Within the records below, find each line that holds the string "subtitle", then copy it.

-- Start Data listing --

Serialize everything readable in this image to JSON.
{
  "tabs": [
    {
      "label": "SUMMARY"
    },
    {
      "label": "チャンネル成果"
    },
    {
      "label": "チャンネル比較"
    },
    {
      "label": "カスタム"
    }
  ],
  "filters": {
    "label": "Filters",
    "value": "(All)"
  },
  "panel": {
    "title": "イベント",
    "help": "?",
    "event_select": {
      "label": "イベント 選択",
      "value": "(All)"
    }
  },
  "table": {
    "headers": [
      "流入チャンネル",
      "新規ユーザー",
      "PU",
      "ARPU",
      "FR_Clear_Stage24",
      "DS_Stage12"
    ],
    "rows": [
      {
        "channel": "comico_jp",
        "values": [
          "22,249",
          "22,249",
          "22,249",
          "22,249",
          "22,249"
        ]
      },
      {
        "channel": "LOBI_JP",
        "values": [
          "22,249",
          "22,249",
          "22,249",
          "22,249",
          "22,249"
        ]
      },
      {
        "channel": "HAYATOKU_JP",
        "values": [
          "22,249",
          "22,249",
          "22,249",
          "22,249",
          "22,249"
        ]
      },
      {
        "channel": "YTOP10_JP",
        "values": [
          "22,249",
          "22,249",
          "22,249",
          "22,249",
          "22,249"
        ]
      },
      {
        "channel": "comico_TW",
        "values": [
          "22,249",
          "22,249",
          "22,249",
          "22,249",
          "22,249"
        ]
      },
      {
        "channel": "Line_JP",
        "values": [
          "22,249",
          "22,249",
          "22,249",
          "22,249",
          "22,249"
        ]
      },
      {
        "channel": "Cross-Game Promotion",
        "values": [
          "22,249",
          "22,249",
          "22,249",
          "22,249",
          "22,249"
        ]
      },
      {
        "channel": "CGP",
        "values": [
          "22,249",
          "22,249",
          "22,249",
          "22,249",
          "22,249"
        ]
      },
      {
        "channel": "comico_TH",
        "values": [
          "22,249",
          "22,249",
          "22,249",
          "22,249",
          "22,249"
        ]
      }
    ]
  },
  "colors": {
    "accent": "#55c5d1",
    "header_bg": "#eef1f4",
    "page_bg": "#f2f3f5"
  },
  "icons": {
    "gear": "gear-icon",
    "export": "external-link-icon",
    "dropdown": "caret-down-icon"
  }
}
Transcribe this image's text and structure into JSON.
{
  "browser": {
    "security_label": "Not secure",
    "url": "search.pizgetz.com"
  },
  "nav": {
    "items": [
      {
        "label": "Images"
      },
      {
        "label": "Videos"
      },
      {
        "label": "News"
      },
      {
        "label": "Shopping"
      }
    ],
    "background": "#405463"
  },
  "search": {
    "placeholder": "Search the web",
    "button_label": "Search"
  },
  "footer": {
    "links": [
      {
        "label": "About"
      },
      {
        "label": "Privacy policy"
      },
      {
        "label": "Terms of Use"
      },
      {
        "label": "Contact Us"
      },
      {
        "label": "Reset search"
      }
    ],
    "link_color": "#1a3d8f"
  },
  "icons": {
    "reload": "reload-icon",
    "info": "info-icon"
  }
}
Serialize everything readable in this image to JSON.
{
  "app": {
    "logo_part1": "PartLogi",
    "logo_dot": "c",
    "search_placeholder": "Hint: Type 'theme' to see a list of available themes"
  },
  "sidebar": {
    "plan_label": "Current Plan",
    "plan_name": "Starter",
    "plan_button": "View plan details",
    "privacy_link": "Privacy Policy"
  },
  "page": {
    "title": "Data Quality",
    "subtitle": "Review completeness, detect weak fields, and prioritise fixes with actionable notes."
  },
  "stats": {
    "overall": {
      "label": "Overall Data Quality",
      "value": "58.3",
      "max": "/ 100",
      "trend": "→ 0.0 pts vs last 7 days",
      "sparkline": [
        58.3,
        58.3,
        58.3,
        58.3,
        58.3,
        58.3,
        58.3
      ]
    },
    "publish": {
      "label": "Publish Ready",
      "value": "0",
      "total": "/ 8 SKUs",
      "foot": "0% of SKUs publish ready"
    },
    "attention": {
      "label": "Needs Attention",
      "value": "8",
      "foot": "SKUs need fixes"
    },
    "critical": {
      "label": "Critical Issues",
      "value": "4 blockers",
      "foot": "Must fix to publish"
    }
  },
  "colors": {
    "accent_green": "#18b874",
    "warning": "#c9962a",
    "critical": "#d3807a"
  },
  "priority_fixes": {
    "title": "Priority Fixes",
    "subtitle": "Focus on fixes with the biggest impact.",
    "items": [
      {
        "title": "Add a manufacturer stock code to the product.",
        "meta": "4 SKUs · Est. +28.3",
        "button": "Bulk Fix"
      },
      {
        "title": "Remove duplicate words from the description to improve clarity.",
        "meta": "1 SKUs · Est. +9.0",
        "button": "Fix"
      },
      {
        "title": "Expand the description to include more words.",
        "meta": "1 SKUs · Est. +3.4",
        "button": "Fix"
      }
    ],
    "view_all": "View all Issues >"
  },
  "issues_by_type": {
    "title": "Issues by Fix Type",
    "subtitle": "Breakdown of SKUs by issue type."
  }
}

-- End Data listing --

- The response:
    "subtitle": "Review completeness, detect weak fields, and prioritise fixes with actionable notes."
    "subtitle": "Focus on fixes with the biggest impact.",
    "subtitle": "Breakdown of SKUs by issue type."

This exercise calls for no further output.